(Exercise description):
Give only the number of lines below that contain the string "frequency", with case taken into account.

(Dataset records):
## Begin

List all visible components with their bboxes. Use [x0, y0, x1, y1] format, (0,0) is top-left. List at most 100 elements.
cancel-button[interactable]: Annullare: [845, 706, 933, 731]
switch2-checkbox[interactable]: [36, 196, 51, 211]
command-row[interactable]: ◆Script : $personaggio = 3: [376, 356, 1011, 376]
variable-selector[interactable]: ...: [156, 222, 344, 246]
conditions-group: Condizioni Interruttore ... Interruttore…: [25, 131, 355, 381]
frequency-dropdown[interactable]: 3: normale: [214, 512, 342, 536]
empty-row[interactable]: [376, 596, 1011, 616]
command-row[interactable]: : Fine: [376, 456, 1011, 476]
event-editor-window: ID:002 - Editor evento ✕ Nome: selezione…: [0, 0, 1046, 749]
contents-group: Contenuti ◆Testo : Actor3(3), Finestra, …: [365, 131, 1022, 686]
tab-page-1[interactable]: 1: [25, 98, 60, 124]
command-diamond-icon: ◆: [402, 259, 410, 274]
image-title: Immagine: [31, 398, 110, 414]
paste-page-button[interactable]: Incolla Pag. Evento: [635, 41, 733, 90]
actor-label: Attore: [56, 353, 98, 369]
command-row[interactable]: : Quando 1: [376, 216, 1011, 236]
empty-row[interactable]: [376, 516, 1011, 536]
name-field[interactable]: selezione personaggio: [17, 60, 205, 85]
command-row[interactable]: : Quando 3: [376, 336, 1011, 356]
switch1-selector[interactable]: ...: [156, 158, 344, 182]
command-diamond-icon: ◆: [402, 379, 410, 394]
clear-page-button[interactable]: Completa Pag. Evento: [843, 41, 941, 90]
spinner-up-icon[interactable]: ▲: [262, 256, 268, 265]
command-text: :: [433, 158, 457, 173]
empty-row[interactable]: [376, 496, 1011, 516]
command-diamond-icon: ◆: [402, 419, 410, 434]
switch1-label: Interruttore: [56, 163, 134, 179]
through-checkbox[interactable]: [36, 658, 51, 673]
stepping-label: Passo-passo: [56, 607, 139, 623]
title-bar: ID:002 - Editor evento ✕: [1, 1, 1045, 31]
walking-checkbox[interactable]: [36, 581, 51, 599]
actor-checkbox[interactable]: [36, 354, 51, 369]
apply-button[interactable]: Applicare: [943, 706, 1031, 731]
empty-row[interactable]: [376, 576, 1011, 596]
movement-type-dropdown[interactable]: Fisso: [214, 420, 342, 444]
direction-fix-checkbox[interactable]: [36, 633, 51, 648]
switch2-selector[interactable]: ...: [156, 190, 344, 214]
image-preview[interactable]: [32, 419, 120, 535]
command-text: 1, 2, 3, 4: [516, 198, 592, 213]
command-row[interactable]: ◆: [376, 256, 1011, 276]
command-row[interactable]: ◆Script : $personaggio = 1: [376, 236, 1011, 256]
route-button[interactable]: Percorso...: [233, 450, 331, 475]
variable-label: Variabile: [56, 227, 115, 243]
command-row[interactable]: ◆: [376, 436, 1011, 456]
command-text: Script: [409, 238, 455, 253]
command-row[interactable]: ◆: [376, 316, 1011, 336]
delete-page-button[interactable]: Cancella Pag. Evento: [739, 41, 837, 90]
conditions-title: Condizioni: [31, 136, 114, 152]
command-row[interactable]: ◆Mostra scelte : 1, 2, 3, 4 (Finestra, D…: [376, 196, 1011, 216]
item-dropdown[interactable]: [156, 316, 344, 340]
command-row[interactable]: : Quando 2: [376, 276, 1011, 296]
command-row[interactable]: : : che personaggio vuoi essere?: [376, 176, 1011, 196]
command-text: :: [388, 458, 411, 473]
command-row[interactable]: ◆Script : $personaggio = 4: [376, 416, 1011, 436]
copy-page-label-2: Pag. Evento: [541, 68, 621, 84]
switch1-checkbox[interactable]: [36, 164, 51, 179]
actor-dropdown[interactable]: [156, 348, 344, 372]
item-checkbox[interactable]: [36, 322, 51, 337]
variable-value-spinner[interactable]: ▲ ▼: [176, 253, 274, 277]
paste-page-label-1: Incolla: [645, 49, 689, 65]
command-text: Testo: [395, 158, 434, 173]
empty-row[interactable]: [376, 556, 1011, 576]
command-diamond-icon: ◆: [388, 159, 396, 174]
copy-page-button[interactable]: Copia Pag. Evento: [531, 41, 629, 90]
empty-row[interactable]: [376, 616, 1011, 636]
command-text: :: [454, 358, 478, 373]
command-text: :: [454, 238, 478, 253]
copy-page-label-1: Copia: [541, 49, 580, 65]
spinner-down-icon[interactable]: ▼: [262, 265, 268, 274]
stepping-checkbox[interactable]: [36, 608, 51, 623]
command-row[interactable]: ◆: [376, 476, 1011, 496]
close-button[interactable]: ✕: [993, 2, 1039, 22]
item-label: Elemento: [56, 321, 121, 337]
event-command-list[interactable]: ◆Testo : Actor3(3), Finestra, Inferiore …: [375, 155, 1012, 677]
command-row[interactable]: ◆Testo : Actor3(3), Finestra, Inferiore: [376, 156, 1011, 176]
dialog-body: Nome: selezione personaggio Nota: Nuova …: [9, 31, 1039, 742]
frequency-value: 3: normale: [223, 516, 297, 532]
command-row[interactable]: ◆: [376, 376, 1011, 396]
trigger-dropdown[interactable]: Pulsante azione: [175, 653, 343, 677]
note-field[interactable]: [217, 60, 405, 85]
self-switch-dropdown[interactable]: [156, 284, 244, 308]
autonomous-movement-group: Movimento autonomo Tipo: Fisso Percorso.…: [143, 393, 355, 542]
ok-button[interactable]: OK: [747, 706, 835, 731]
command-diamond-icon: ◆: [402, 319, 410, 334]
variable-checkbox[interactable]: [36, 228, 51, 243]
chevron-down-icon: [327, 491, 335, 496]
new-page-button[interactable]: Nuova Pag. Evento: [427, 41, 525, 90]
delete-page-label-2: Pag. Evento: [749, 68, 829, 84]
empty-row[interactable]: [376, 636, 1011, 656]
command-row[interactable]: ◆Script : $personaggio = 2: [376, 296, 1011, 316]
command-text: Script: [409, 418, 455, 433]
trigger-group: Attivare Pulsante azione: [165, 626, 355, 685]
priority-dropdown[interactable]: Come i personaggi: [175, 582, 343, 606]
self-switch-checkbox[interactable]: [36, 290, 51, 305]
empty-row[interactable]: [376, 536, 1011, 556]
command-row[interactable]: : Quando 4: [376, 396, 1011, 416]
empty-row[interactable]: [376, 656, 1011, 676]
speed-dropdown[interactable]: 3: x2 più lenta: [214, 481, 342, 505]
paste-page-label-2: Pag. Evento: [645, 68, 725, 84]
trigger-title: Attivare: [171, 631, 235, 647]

## End

(Final result):
2